Written task. Check every line below for the word "case" and copy the ones that have it.

Records for the exercise.
------------------------------

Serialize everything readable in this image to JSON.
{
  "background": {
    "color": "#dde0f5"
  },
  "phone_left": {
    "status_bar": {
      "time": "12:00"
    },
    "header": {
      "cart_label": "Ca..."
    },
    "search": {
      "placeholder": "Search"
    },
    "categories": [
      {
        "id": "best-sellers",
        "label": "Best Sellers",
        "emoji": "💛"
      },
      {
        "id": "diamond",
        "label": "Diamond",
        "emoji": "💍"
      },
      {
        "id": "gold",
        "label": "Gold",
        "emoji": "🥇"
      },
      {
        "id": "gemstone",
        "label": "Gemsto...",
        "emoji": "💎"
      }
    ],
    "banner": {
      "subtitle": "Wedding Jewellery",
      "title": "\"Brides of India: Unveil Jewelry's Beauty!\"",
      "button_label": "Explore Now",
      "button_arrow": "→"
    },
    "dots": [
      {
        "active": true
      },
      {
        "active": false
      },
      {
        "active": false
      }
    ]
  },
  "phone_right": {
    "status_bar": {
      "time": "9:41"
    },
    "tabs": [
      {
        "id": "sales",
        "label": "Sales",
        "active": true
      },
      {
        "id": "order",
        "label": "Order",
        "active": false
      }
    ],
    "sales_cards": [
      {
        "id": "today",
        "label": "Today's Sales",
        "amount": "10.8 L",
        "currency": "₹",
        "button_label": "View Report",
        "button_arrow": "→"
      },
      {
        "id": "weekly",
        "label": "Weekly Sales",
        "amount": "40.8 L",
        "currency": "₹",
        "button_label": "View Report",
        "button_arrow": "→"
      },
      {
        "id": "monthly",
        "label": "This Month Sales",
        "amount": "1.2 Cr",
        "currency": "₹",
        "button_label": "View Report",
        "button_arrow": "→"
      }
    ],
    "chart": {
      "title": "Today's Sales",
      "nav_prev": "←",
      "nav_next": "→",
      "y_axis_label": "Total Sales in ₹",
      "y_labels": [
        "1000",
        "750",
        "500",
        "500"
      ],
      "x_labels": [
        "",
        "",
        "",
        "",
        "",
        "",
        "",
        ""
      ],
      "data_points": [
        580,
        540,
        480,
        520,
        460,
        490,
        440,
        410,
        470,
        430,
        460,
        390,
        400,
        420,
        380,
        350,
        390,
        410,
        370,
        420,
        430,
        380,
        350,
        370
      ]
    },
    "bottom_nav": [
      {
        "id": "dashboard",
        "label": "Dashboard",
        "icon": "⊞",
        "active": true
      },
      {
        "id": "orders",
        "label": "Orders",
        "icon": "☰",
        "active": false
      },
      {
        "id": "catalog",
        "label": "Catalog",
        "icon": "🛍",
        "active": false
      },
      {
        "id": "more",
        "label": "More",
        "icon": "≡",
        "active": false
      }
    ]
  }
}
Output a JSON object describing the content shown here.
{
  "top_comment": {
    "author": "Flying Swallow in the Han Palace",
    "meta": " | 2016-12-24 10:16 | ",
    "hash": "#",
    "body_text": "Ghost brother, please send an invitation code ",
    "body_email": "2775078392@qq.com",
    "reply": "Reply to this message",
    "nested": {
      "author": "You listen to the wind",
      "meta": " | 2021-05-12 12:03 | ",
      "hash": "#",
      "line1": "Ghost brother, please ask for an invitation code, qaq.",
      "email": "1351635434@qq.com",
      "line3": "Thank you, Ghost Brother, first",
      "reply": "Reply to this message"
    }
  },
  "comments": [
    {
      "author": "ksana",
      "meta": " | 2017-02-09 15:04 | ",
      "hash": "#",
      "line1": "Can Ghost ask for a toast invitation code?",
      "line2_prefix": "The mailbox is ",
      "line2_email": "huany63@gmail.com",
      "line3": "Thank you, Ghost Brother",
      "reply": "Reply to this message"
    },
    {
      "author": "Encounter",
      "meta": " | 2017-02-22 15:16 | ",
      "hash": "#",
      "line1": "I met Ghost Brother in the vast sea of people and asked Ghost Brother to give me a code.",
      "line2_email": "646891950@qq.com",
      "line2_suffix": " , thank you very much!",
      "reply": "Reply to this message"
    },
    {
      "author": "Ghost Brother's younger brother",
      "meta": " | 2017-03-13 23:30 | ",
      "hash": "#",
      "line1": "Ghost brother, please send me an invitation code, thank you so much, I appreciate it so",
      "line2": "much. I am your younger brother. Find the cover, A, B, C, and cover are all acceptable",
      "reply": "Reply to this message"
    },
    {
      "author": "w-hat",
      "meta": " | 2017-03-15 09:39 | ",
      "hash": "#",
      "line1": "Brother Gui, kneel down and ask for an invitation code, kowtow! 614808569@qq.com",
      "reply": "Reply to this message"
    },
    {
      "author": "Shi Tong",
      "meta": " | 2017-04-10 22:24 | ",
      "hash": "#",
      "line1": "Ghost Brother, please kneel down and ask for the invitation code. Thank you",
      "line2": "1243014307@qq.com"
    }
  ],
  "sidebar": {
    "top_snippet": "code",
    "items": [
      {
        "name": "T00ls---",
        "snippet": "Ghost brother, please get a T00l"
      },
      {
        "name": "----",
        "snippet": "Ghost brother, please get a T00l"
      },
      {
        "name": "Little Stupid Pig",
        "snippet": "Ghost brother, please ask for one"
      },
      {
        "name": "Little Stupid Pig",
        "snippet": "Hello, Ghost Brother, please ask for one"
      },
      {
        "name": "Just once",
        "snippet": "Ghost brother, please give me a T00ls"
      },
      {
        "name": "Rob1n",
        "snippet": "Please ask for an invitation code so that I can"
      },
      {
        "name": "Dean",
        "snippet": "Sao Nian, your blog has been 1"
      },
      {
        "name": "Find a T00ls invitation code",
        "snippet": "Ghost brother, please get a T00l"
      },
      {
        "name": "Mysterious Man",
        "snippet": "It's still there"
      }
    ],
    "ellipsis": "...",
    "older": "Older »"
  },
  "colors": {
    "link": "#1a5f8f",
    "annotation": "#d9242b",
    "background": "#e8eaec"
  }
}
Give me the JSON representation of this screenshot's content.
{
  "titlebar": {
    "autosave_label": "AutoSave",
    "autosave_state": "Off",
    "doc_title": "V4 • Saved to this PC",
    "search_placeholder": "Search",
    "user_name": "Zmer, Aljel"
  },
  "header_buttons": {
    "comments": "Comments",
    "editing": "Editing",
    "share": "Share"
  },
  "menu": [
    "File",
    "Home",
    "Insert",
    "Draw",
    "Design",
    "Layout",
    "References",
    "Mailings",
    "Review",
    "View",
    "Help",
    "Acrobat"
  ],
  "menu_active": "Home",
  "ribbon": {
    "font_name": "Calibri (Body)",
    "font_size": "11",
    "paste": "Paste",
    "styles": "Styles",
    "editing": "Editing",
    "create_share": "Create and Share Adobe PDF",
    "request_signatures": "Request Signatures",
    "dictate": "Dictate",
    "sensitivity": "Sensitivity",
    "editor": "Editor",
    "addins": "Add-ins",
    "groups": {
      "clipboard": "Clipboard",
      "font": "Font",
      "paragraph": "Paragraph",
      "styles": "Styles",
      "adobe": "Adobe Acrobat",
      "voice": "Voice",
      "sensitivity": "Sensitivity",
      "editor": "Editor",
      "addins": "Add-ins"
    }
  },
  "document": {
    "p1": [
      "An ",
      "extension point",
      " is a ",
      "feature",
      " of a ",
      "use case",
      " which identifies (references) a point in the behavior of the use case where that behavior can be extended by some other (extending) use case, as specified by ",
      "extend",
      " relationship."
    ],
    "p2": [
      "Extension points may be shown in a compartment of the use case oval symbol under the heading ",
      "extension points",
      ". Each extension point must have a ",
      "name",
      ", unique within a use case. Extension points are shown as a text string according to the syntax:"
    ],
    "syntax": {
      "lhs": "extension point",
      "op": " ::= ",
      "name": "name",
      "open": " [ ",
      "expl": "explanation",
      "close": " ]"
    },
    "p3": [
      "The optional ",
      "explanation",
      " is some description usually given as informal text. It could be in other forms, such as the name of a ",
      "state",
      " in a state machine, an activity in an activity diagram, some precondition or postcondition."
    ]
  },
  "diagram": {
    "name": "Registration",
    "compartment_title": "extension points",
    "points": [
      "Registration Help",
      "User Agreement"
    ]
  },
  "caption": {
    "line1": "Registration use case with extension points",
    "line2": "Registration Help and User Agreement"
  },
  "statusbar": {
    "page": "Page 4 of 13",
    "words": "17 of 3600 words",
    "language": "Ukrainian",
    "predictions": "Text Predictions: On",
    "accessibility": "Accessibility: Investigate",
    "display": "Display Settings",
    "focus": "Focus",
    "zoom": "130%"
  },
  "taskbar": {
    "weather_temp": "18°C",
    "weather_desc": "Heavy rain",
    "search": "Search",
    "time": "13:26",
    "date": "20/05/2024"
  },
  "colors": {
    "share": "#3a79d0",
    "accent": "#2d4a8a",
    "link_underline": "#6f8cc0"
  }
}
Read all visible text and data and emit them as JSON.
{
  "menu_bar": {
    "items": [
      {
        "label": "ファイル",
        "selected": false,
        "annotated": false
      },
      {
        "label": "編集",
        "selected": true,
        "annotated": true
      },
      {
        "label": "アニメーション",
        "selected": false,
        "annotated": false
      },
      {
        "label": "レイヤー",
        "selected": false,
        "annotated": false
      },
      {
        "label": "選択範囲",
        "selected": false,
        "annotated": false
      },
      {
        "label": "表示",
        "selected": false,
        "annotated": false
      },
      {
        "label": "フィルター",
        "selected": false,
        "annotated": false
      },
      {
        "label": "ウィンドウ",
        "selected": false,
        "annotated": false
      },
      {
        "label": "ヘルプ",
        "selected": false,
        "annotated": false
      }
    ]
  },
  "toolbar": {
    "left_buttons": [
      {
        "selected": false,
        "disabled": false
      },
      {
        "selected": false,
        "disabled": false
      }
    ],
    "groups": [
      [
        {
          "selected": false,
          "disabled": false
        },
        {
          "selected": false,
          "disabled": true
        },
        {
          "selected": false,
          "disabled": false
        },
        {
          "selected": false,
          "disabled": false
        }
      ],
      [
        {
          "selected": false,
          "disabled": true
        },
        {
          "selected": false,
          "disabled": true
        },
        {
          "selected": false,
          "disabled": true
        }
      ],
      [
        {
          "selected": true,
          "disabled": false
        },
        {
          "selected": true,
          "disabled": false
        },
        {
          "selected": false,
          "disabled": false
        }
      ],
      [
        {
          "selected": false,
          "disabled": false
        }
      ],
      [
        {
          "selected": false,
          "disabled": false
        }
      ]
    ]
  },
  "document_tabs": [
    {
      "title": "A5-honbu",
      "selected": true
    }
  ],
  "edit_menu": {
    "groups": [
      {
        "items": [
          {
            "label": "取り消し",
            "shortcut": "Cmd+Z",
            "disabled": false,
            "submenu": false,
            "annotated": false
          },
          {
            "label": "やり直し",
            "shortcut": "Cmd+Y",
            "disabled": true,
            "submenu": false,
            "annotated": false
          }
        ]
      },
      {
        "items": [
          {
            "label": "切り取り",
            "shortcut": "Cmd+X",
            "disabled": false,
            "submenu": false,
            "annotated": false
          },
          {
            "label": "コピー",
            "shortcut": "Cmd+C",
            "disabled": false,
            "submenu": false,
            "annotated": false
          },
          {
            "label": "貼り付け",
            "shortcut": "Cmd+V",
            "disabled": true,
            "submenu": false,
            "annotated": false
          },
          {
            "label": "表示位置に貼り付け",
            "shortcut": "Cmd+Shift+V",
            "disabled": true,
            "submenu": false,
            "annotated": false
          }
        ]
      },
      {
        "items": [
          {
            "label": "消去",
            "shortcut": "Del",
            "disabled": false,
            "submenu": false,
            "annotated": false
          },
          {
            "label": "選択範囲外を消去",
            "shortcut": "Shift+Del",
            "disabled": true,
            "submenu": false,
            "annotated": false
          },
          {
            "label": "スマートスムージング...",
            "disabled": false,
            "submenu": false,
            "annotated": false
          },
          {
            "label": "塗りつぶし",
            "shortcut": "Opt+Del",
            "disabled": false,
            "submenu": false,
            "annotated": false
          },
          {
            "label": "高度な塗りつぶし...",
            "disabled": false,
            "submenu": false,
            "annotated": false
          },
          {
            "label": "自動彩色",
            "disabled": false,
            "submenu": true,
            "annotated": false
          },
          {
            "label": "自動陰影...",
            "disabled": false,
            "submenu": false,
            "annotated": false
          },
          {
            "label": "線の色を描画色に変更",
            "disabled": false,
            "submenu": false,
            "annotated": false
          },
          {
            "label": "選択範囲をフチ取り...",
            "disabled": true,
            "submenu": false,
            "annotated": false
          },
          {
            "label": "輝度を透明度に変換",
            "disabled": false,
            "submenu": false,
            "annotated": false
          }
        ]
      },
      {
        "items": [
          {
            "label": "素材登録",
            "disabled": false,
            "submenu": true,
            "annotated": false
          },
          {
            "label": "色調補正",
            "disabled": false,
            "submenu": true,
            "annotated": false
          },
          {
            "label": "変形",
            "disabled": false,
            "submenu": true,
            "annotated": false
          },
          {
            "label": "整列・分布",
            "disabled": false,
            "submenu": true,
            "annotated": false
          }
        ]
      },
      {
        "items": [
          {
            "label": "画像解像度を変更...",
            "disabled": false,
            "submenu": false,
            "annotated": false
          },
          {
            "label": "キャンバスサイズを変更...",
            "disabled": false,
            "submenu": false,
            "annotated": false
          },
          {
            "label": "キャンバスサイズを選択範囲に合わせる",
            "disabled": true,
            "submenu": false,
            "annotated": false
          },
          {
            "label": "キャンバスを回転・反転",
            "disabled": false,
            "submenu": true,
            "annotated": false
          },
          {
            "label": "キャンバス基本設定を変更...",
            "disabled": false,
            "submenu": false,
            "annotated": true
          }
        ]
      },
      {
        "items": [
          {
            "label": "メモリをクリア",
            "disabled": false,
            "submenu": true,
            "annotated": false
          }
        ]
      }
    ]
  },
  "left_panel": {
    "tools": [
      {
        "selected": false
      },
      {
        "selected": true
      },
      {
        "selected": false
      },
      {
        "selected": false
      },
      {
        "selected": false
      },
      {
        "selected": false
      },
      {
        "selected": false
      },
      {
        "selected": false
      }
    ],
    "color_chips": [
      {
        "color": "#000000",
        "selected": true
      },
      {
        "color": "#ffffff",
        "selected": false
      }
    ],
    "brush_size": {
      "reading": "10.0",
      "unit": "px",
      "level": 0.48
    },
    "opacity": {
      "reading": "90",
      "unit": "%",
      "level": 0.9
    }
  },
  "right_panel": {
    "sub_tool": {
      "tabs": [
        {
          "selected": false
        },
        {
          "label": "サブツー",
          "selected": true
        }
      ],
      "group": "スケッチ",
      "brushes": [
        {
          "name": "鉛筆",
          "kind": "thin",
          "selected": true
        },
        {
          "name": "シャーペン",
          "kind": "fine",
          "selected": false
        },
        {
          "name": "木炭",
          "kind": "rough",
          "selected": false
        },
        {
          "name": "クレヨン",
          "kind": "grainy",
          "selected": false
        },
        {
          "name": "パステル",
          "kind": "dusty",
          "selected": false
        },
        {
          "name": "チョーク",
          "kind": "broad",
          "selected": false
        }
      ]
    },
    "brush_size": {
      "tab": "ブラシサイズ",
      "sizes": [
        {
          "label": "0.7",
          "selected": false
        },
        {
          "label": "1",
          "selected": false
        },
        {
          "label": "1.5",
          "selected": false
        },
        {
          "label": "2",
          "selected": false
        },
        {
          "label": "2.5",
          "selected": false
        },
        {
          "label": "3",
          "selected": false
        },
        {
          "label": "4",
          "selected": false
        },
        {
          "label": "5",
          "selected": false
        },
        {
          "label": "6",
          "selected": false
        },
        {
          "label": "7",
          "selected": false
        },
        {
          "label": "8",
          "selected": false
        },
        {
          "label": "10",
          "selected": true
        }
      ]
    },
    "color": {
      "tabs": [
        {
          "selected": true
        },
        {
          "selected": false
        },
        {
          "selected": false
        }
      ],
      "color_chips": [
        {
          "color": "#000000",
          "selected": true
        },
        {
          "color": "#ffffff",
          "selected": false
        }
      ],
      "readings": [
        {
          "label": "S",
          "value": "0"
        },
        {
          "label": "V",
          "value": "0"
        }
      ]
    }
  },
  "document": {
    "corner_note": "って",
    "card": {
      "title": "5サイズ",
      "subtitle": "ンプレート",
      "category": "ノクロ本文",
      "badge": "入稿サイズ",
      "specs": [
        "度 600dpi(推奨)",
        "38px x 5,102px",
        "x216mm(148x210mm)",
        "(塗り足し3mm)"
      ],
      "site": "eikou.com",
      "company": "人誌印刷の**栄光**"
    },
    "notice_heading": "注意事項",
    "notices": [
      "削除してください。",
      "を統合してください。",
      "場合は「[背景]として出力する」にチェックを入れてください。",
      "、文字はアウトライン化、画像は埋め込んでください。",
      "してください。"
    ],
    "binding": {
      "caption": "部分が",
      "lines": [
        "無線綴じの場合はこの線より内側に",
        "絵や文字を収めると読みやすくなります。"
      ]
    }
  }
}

------------------------------

Result for this exercise.
      "use case",
      " which identifies (references) a point in the behavior of the use case where that behavior can be extended by some other (extending) use case, as specified by ",
      "Extension points may be shown in a compartment of the use case oval symbol under the heading ",
      ", unique within a use case. Extension points are shown as a text string according to the syntax:"
    "line1": "Registration use case with extension points",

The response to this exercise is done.